### YOUR TASK
Rewrite everything from the start of the listing down to the line containing "534, 332, 552]", replacing "Debugging" with "Diagnostics" and leaving the rest unchanged.

### DATASET EXCERPTS
:::::

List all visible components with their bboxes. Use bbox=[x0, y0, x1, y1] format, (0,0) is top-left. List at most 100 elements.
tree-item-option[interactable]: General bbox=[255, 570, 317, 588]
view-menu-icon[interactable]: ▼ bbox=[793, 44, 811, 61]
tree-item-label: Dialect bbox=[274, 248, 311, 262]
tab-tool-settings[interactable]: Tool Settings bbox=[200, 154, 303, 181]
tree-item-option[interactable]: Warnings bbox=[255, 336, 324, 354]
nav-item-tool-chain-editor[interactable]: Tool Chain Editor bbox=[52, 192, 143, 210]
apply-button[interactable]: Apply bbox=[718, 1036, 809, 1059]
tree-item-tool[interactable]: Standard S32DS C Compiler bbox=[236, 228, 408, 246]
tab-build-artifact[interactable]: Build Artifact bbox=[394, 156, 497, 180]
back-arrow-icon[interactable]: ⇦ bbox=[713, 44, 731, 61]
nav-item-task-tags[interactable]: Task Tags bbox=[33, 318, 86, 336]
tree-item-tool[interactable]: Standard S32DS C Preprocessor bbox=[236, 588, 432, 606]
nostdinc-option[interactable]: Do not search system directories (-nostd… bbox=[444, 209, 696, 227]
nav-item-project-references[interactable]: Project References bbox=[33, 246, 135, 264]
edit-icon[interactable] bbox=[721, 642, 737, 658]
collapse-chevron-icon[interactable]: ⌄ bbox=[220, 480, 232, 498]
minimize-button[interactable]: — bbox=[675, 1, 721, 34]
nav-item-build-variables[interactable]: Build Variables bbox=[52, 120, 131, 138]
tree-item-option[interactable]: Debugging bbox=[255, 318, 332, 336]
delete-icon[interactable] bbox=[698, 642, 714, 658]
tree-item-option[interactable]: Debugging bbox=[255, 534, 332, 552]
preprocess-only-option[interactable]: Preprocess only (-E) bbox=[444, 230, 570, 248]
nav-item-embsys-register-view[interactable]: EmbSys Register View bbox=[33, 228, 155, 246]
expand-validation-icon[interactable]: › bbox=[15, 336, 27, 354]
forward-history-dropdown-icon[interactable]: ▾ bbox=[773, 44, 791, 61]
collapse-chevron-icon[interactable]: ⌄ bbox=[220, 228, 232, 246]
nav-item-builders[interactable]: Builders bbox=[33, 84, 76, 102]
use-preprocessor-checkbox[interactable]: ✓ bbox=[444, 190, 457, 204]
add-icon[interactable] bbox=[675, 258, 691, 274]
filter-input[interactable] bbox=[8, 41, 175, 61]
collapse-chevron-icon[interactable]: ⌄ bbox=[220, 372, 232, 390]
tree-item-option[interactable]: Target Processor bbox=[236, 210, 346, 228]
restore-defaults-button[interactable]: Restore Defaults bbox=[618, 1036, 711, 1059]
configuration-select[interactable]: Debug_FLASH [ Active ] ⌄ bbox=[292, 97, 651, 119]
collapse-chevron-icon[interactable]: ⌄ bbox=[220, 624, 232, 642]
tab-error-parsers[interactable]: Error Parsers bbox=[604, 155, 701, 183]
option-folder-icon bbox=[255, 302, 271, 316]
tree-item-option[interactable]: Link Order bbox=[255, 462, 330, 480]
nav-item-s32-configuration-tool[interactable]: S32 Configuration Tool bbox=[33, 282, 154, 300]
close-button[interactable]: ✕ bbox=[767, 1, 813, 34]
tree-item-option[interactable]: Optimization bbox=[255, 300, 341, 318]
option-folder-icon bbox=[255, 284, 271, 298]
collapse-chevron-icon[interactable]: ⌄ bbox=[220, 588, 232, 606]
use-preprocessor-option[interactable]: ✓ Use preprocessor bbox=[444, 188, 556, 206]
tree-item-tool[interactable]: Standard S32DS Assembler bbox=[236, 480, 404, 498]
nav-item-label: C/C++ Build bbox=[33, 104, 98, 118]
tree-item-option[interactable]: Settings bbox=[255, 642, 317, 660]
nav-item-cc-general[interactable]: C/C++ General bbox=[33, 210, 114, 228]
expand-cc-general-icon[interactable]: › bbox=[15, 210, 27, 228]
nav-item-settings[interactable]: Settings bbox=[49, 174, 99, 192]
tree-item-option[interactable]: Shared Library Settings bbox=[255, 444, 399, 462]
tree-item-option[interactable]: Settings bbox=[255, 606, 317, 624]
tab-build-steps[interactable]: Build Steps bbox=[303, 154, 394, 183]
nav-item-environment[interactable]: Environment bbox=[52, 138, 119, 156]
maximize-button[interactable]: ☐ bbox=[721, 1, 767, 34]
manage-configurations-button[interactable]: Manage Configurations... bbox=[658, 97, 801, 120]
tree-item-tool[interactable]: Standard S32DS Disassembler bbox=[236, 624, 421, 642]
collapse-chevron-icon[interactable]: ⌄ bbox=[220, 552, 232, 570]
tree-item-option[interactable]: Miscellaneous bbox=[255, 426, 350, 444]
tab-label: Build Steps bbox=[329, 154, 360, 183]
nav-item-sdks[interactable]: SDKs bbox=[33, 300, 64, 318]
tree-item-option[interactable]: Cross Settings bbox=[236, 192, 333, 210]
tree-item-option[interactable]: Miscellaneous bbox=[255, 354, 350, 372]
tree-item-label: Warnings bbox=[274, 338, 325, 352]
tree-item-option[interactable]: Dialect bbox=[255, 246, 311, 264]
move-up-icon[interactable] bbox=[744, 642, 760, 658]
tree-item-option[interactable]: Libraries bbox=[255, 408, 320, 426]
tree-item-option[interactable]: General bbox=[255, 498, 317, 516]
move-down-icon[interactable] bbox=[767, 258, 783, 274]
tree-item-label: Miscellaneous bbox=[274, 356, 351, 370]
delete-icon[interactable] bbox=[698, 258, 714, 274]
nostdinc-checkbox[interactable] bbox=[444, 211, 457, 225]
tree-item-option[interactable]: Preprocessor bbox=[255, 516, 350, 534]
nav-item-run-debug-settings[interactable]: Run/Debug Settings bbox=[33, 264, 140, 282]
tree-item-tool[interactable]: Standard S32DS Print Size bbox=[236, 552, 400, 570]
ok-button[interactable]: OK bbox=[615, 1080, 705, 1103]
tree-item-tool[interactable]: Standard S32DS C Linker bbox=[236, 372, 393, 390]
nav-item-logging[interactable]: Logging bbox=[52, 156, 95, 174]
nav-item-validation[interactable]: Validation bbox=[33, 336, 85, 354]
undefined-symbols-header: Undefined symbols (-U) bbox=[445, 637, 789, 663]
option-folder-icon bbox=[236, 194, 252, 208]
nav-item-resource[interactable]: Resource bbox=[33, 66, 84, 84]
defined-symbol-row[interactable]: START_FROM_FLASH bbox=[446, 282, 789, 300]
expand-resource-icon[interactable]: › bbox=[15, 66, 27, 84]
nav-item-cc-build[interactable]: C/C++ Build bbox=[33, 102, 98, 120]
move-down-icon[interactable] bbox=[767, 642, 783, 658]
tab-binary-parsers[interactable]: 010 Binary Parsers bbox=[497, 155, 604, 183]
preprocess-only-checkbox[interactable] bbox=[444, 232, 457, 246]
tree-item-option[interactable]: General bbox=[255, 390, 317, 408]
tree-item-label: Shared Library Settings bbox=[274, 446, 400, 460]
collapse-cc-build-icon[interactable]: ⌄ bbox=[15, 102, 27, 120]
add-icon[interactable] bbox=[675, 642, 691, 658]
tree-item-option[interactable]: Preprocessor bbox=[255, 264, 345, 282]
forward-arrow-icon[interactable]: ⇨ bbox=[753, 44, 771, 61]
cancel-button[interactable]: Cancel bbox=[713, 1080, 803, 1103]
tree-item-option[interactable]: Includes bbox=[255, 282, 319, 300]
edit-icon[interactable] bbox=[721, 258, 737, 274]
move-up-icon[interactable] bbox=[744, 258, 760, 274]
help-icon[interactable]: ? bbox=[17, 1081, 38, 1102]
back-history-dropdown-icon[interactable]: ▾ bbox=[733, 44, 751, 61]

:::::

### ANSWER FOR THE TASK
List all visible components with their bboxes. Use bbox=[x0, y0, x1, y1] format, (0,0) is top-left. List at most 100 elements.
tree-item-option[interactable]: General bbox=[255, 570, 317, 588]
view-menu-icon[interactable]: ▼ bbox=[793, 44, 811, 61]
tree-item-label: Dialect bbox=[274, 248, 311, 262]
tab-tool-settings[interactable]: Tool Settings bbox=[200, 154, 303, 181]
tree-item-option[interactable]: Warnings bbox=[255, 336, 324, 354]
nav-item-tool-chain-editor[interactable]: Tool Chain Editor bbox=[52, 192, 143, 210]
apply-button[interactable]: Apply bbox=[718, 1036, 809, 1059]
tree-item-tool[interactable]: Standard S32DS C Compiler bbox=[236, 228, 408, 246]
tab-build-artifact[interactable]: Build Artifact bbox=[394, 156, 497, 180]
back-arrow-icon[interactable]: ⇦ bbox=[713, 44, 731, 61]
nav-item-task-tags[interactable]: Task Tags bbox=[33, 318, 86, 336]
tree-item-tool[interactable]: Standard S32DS C Preprocessor bbox=[236, 588, 432, 606]
nostdinc-option[interactable]: Do not search system directories (-nostd… bbox=[444, 209, 696, 227]
nav-item-project-references[interactable]: Project References bbox=[33, 246, 135, 264]
edit-icon[interactable] bbox=[721, 642, 737, 658]
collapse-chevron-icon[interactable]: ⌄ bbox=[220, 480, 232, 498]
minimize-button[interactable]: — bbox=[675, 1, 721, 34]
nav-item-build-variables[interactable]: Build Variables bbox=[52, 120, 131, 138]
tree-item-option[interactable]: Diagnostics bbox=[255, 318, 332, 336]
delete-icon[interactable] bbox=[698, 642, 714, 658]
tree-item-option[interactable]: Diagnostics bbox=[255, 534, 332, 552]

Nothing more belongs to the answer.